§ Task details
Word for word, repeat the entries, minus the pictures.

§ Material to process
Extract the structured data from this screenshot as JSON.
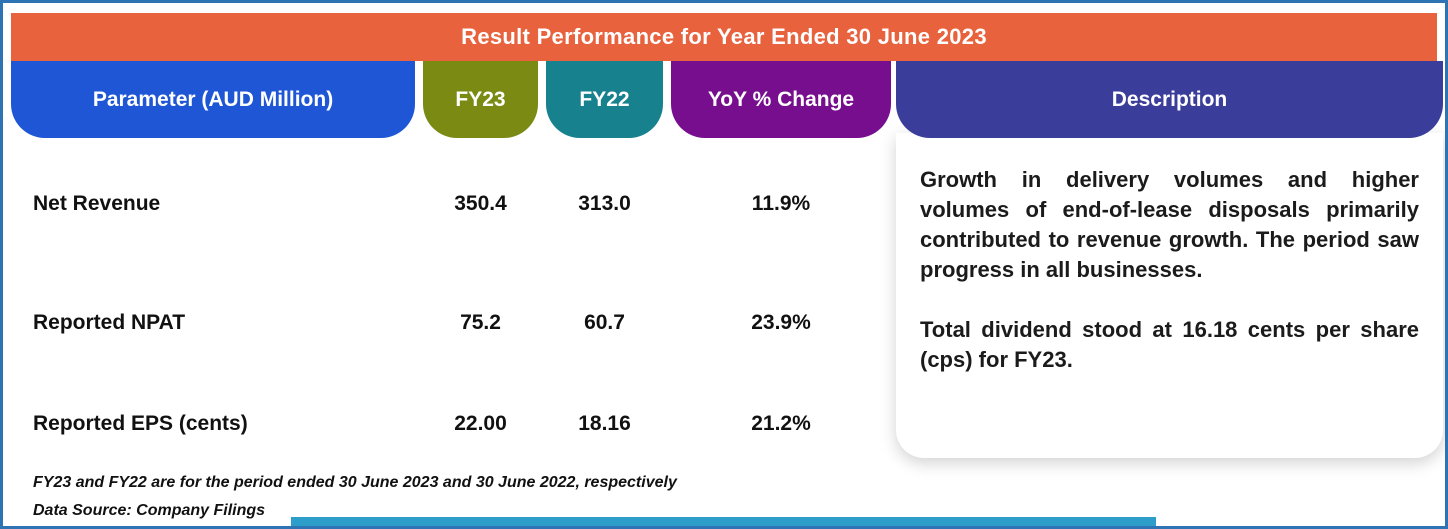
{
  "title": "Result Performance for Year Ended 30 June 2023",
  "table": {
    "headers": {
      "parameter": "Parameter (AUD Million)",
      "fy23": "FY23",
      "fy22": "FY22",
      "yoy": "YoY % Change",
      "description": "Description"
    },
    "rows": [
      {
        "parameter": "Net Revenue",
        "fy23": "350.4",
        "fy22": "313.0",
        "yoy": "11.9%"
      },
      {
        "parameter": "Reported NPAT",
        "fy23": "75.2",
        "fy22": "60.7",
        "yoy": "23.9%"
      },
      {
        "parameter": "Reported EPS (cents)",
        "fy23": "22.00",
        "fy22": "18.16",
        "yoy": "21.2%"
      }
    ]
  },
  "description": {
    "paragraphs": [
      "Growth in delivery volumes and higher volumes of end-of-lease disposals primarily contributed to revenue growth. The period saw progress in all businesses.",
      "Total dividend stood at 16.18 cents per share (cps) for FY23."
    ]
  },
  "footnotes": [
    "FY23 and FY22 are for the period ended 30 June 2023 and 30 June 2022, respectively",
    "Data Source: Company Filings"
  ],
  "colors": {
    "banner_orange": "#e8623e",
    "parameter_blue": "#1e56d6",
    "fy23_olive": "#7a8a12",
    "fy22_teal": "#17818d",
    "yoy_purple": "#770e8e",
    "description_indigo": "#3b3d9b",
    "frame_border_blue": "#2e74b5",
    "bottom_strip_blue": "#2d9dc9"
  },
  "chart_data": {
    "type": "table",
    "title": "Result Performance for Year Ended 30 June 2023",
    "columns": [
      "Parameter (AUD Million)",
      "FY23",
      "FY22",
      "YoY % Change",
      "Description"
    ],
    "rows": [
      [
        "Net Revenue",
        350.4,
        313.0,
        "11.9%"
      ],
      [
        "Reported NPAT",
        75.2,
        60.7,
        "23.9%"
      ],
      [
        "Reported EPS (cents)",
        22.0,
        18.16,
        "21.2%"
      ]
    ],
    "notes": [
      "FY23 and FY22 are for the period ended 30 June 2023 and 30 June 2022, respectively",
      "Data Source: Company Filings"
    ]
  }
}
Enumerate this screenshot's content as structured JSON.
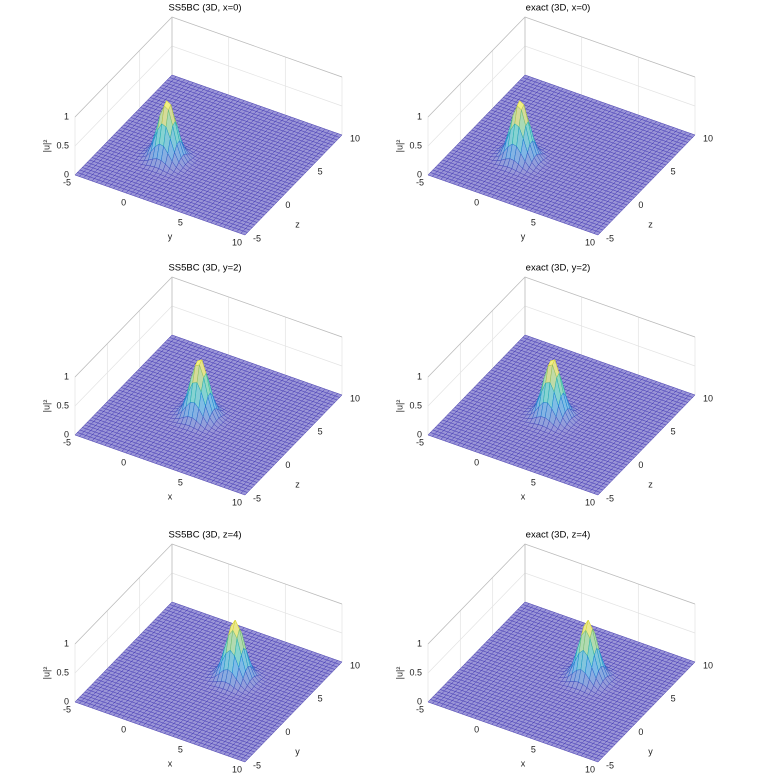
{
  "chart_data": [
    {
      "type": "surface",
      "title": "SS5BC (3D, x=0)",
      "xlabel": "y",
      "ylabel": "z",
      "zlabel": "|u|²",
      "xlim": [
        -5,
        10
      ],
      "xticks": [
        -5,
        0,
        5,
        10
      ],
      "ylim": [
        -5,
        10
      ],
      "yticks": [
        -5,
        0,
        5,
        10
      ],
      "zlim": [
        0,
        1
      ],
      "zticks": [
        0,
        0.5,
        1
      ],
      "grid": true,
      "peak": {
        "x": 0,
        "y": 0.5,
        "height": 1,
        "width": 0.7
      }
    },
    {
      "type": "surface",
      "title": "exact (3D, x=0)",
      "xlabel": "y",
      "ylabel": "z",
      "zlabel": "|u|²",
      "xlim": [
        -5,
        10
      ],
      "xticks": [
        -5,
        0,
        5,
        10
      ],
      "ylim": [
        -5,
        10
      ],
      "yticks": [
        -5,
        0,
        5,
        10
      ],
      "zlim": [
        0,
        1
      ],
      "zticks": [
        0,
        0.5,
        1
      ],
      "grid": true,
      "peak": {
        "x": 0,
        "y": 0.5,
        "height": 1,
        "width": 0.7
      }
    },
    {
      "type": "surface",
      "title": "SS5BC (3D, y=2)",
      "xlabel": "x",
      "ylabel": "z",
      "zlabel": "|u|²",
      "xlim": [
        -5,
        10
      ],
      "xticks": [
        -5,
        0,
        5,
        10
      ],
      "ylim": [
        -5,
        10
      ],
      "yticks": [
        -5,
        0,
        5,
        10
      ],
      "zlim": [
        0,
        1
      ],
      "zticks": [
        0,
        0.5,
        1
      ],
      "grid": true,
      "peak": {
        "x": 2,
        "y": 2,
        "height": 1,
        "width": 0.7
      }
    },
    {
      "type": "surface",
      "title": "exact (3D, y=2)",
      "xlabel": "x",
      "ylabel": "z",
      "zlabel": "|u|²",
      "xlim": [
        -5,
        10
      ],
      "xticks": [
        -5,
        0,
        5,
        10
      ],
      "ylim": [
        -5,
        10
      ],
      "yticks": [
        -5,
        0,
        5,
        10
      ],
      "zlim": [
        0,
        1
      ],
      "zticks": [
        0,
        0.5,
        1
      ],
      "grid": true,
      "peak": {
        "x": 2,
        "y": 2,
        "height": 1,
        "width": 0.7
      }
    },
    {
      "type": "surface",
      "title": "SS5BC (3D, z=4)",
      "xlabel": "x",
      "ylabel": "y",
      "zlabel": "|u|²",
      "xlim": [
        -5,
        10
      ],
      "xticks": [
        -5,
        0,
        5,
        10
      ],
      "ylim": [
        -5,
        10
      ],
      "yticks": [
        -5,
        0,
        5,
        10
      ],
      "zlim": [
        0,
        1
      ],
      "zticks": [
        0,
        0.5,
        1
      ],
      "grid": true,
      "peak": {
        "x": 4,
        "y": 4,
        "height": 1,
        "width": 0.7
      }
    },
    {
      "type": "surface",
      "title": "exact (3D, z=4)",
      "xlabel": "x",
      "ylabel": "y",
      "zlabel": "|u|²",
      "xlim": [
        -5,
        10
      ],
      "xticks": [
        -5,
        0,
        5,
        10
      ],
      "ylim": [
        -5,
        10
      ],
      "yticks": [
        -5,
        0,
        5,
        10
      ],
      "zlim": [
        0,
        1
      ],
      "zticks": [
        0,
        0.5,
        1
      ],
      "grid": true,
      "peak": {
        "x": 4,
        "y": 4,
        "height": 1,
        "width": 0.7
      }
    }
  ]
}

§ Response
Extract the structured data from this screenshot as JSON.
{
  "title": "Result Performance for Year Ended 30 June 2023",
  "table": {
    "headers": {
      "parameter": "Parameter (AUD Million)",
      "fy23": "FY23",
      "fy22": "FY22",
      "yoy": "YoY % Change",
      "description": "Description"
    },
    "rows": [
      {
        "parameter": "Net Revenue",
        "fy23": "350.4",
        "fy22": "313.0",
        "yoy": "11.9%"
      },
      {
        "parameter": "Reported NPAT",
        "fy23": "75.2",
        "fy22": "60.7",
        "yoy": "23.9%"
      },
      {
        "parameter": "Reported EPS (cents)",
        "fy23": "22.00",
        "fy22": "18.16",
        "yoy": "21.2%"
      }
    ]
  },
  "description": {
    "paragraphs": [
      "Growth in delivery volumes and higher volumes of end-of-lease disposals primarily contributed to revenue growth. The period saw progress in all businesses.",
      "Total dividend stood at 16.18 cents per share (cps) for FY23."
    ]
  },
  "footnotes": [
    "FY23 and FY22 are for the period ended 30 June 2023 and 30 June 2022, respectively",
    "Data Source: Company Filings"
  ],
  "colors": {
    "banner_orange": "#e8623e",
    "parameter_blue": "#1e56d6",
    "fy23_olive": "#7a8a12",
    "fy22_teal": "#17818d",
    "yoy_purple": "#770e8e",
    "description_indigo": "#3b3d9b",
    "frame_border_blue": "#2e74b5",
    "bottom_strip_blue": "#2d9dc9"
  },
  "chart_data": {
    "type": "table",
    "title": "Result Performance for Year Ended 30 June 2023",
    "columns": [
      "Parameter (AUD Million)",
      "FY23",
      "FY22",
      "YoY % Change",
      "Description"
    ],
    "rows": [
      [
        "Net Revenue",
        350.4,
        313.0,
        "11.9%"
      ],
      [
        "Reported NPAT",
        75.2,
        60.7,
        "23.9%"
      ],
      [
        "Reported EPS (cents)",
        22.0,
        18.16,
        "21.2%"
      ]
    ],
    "notes": [
      "FY23 and FY22 are for the period ended 30 June 2023 and 30 June 2022, respectively",
      "Data Source: Company Filings"
    ]
  }
}
Enumerate this screenshot's content as structured JSON.
{
  "chart_data": [
    {
      "type": "surface",
      "title": "SS5BC (3D, x=0)",
      "xlabel": "y",
      "ylabel": "z",
      "zlabel": "|u|²",
      "xlim": [
        -5,
        10
      ],
      "xticks": [
        -5,
        0,
        5,
        10
      ],
      "ylim": [
        -5,
        10
      ],
      "yticks": [
        -5,
        0,
        5,
        10
      ],
      "zlim": [
        0,
        1
      ],
      "zticks": [
        0,
        0.5,
        1
      ],
      "grid": true,
      "peak": {
        "x": 0,
        "y": 0.5,
        "height": 1,
        "width": 0.7
      }
    },
    {
      "type": "surface",
      "title": "exact (3D, x=0)",
      "xlabel": "y",
      "ylabel": "z",
      "zlabel": "|u|²",
      "xlim": [
        -5,
        10
      ],
      "xticks": [
        -5,
        0,
        5,
        10
      ],
      "ylim": [
        -5,
        10
      ],
      "yticks": [
        -5,
        0,
        5,
        10
      ],
      "zlim": [
        0,
        1
      ],
      "zticks": [
        0,
        0.5,
        1
      ],
      "grid": true,
      "peak": {
        "x": 0,
        "y": 0.5,
        "height": 1,
        "width": 0.7
      }
    },
    {
      "type": "surface",
      "title": "SS5BC (3D, y=2)",
      "xlabel": "x",
      "ylabel": "z",
      "zlabel": "|u|²",
      "xlim": [
        -5,
        10
      ],
      "xticks": [
        -5,
        0,
        5,
        10
      ],
      "ylim": [
        -5,
        10
      ],
      "yticks": [
        -5,
        0,
        5,
        10
      ],
      "zlim": [
        0,
        1
      ],
      "zticks": [
        0,
        0.5,
        1
      ],
      "grid": true,
      "peak": {
        "x": 2,
        "y": 2,
        "height": 1,
        "width": 0.7
      }
    },
    {
      "type": "surface",
      "title": "exact (3D, y=2)",
      "xlabel": "x",
      "ylabel": "z",
      "zlabel": "|u|²",
      "xlim": [
        -5,
        10
      ],
      "xticks": [
        -5,
        0,
        5,
        10
      ],
      "ylim": [
        -5,
        10
      ],
      "yticks": [
        -5,
        0,
        5,
        10
      ],
      "zlim": [
        0,
        1
      ],
      "zticks": [
        0,
        0.5,
        1
      ],
      "grid": true,
      "peak": {
        "x": 2,
        "y": 2,
        "height": 1,
        "width": 0.7
      }
    },
    {
      "type": "surface",
      "title": "SS5BC (3D, z=4)",
      "xlabel": "x",
      "ylabel": "y",
      "zlabel": "|u|²",
      "xlim": [
        -5,
        10
      ],
      "xticks": [
        -5,
        0,
        5,
        10
      ],
      "ylim": [
        -5,
        10
      ],
      "yticks": [
        -5,
        0,
        5,
        10
      ],
      "zlim": [
        0,
        1
      ],
      "zticks": [
        0,
        0.5,
        1
      ],
      "grid": true,
      "peak": {
        "x": 4,
        "y": 4,
        "height": 1,
        "width": 0.7
      }
    },
    {
      "type": "surface",
      "title": "exact (3D, z=4)",
      "xlabel": "x",
      "ylabel": "y",
      "zlabel": "|u|²",
      "xlim": [
        -5,
        10
      ],
      "xticks": [
        -5,
        0,
        5,
        10
      ],
      "ylim": [
        -5,
        10
      ],
      "yticks": [
        -5,
        0,
        5,
        10
      ],
      "zlim": [
        0,
        1
      ],
      "zticks": [
        0,
        0.5,
        1
      ],
      "grid": true,
      "peak": {
        "x": 4,
        "y": 4,
        "height": 1,
        "width": 0.7
      }
    }
  ]
}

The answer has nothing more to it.